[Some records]
☆ ☆ ☆ ☆ ☆

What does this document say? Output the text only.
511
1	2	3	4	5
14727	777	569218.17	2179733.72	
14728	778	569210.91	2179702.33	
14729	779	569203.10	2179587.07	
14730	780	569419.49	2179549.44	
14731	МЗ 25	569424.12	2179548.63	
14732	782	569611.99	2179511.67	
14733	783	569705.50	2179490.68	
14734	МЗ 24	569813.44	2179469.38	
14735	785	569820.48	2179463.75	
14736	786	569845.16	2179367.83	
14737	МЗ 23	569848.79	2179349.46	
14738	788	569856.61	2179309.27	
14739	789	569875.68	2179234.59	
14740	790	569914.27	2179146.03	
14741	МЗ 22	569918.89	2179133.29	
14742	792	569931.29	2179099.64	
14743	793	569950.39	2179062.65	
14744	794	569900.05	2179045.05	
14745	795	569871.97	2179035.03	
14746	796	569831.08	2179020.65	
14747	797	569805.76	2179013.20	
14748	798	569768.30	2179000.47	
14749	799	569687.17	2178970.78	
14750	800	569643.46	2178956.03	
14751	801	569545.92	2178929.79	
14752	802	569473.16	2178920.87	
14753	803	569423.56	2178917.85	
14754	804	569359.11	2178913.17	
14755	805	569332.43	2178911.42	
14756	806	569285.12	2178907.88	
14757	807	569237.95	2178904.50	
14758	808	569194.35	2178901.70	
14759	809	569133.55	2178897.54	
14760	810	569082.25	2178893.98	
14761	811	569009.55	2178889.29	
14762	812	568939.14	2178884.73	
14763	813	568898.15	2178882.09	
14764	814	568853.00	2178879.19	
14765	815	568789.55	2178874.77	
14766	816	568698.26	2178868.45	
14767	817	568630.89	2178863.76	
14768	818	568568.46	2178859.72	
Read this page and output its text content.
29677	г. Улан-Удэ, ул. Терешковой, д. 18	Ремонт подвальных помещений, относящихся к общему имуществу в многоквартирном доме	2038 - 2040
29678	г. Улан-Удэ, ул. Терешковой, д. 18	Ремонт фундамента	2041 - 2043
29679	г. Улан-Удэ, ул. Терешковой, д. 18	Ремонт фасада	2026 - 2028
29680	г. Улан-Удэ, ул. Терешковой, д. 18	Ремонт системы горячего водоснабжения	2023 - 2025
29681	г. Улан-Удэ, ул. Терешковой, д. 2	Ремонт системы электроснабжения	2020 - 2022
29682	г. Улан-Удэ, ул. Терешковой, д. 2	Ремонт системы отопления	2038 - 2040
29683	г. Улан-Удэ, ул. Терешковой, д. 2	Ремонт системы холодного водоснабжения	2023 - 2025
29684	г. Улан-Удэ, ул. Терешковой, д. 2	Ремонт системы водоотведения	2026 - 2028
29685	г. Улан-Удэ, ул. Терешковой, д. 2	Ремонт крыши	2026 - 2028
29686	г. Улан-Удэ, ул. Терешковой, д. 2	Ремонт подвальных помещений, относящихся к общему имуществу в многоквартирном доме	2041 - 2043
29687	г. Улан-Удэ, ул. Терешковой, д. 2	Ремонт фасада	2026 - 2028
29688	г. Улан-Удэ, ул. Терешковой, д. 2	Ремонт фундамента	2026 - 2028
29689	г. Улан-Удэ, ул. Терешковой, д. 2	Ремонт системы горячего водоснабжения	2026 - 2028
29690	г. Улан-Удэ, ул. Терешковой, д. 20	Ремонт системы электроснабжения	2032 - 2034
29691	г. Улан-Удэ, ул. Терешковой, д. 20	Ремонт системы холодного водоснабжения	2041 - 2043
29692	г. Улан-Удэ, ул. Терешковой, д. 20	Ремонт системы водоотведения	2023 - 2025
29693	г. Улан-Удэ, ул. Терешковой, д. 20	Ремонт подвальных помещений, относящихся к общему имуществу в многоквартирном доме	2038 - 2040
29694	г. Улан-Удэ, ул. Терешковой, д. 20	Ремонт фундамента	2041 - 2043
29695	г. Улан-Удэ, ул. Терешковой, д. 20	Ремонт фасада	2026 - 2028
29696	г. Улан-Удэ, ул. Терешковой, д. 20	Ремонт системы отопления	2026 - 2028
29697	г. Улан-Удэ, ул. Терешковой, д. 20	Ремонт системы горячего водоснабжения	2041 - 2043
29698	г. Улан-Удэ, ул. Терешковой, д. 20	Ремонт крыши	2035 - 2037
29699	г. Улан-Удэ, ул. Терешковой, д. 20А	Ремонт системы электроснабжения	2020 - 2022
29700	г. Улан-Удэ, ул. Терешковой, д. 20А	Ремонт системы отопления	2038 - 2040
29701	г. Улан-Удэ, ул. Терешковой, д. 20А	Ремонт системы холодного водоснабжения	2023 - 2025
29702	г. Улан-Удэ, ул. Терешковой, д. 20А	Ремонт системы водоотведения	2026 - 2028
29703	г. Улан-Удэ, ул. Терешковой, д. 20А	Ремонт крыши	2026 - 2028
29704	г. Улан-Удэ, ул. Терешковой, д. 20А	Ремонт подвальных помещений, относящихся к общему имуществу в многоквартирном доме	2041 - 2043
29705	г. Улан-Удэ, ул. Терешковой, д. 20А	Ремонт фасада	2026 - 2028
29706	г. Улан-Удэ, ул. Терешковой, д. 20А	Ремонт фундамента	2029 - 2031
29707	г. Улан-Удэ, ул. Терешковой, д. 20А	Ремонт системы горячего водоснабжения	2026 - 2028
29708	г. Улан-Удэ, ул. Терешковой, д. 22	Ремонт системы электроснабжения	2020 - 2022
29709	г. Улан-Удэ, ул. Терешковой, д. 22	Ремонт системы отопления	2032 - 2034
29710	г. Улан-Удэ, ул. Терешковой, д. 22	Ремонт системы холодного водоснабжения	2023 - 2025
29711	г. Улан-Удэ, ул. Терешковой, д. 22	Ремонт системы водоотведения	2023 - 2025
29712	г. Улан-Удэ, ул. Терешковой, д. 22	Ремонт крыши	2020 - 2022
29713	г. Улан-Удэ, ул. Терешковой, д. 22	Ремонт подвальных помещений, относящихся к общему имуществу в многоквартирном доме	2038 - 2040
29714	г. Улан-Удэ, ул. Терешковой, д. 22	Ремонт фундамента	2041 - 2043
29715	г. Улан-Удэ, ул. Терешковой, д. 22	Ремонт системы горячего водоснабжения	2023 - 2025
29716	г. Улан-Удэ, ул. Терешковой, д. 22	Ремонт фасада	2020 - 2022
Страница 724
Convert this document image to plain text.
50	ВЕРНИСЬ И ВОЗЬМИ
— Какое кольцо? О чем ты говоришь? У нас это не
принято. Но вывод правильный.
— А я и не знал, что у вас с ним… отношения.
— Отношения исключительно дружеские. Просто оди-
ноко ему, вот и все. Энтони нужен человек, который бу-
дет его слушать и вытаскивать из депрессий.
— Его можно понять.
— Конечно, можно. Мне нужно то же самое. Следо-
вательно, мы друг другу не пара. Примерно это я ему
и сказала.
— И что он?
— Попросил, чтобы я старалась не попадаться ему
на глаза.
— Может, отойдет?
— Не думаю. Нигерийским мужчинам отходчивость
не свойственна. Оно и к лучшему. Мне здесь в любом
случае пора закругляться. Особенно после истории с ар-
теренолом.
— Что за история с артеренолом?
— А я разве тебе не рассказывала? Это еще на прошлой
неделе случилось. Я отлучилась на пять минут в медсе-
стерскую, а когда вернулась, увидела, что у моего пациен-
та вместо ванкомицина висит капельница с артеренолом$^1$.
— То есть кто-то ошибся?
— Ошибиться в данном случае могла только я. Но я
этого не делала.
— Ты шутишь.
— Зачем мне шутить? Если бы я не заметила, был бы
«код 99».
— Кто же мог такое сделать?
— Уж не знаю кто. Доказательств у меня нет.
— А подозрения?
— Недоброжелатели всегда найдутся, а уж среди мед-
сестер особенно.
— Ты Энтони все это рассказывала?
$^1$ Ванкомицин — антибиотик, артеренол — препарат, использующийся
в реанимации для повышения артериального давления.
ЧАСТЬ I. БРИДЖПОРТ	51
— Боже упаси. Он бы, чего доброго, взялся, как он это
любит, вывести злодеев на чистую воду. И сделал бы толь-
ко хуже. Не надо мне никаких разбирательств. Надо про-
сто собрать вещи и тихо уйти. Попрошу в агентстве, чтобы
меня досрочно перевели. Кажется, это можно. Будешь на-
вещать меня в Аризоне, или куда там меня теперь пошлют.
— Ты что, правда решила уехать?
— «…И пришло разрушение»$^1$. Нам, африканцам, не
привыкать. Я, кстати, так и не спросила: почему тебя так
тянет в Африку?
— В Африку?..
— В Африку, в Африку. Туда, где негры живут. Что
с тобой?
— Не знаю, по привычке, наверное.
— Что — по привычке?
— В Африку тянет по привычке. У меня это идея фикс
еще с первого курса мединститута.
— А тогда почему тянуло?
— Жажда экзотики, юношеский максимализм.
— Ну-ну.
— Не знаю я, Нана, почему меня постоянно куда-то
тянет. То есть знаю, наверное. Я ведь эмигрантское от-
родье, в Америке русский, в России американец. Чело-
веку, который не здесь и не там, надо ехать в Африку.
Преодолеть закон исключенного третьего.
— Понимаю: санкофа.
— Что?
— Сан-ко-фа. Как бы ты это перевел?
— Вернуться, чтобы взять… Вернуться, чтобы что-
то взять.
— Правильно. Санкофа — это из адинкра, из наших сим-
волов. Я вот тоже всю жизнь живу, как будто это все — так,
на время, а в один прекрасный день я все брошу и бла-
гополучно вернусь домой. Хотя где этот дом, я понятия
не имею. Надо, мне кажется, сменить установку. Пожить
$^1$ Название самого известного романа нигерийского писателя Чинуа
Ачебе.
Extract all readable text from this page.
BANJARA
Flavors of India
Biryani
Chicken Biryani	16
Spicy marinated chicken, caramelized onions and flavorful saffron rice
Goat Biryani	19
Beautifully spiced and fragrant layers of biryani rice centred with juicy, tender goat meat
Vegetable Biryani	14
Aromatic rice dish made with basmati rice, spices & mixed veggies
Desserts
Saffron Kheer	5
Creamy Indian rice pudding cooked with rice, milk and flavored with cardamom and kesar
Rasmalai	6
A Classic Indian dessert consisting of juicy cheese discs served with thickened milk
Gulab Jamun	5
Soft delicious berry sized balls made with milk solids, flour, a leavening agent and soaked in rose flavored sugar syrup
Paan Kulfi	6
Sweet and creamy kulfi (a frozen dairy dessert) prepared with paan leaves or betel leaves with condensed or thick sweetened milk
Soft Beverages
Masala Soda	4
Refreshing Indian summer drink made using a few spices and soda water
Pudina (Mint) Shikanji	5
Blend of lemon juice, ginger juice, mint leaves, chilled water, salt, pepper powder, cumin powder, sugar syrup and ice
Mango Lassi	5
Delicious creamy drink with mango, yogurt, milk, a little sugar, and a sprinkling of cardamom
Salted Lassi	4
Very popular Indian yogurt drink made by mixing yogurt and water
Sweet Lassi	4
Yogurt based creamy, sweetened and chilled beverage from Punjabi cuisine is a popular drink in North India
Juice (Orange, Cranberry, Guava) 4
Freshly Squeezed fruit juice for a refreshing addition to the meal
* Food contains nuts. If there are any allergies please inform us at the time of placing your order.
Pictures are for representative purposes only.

☆ ☆ ☆ ☆ ☆

Stated exercise
In the listing, find every line containing the word "куда" and list it.

Correct response
вещать меня в Аризоне, или куда там меня теперь пошлют.
— Не знаю я, Нана, почему меня постоянно куда-то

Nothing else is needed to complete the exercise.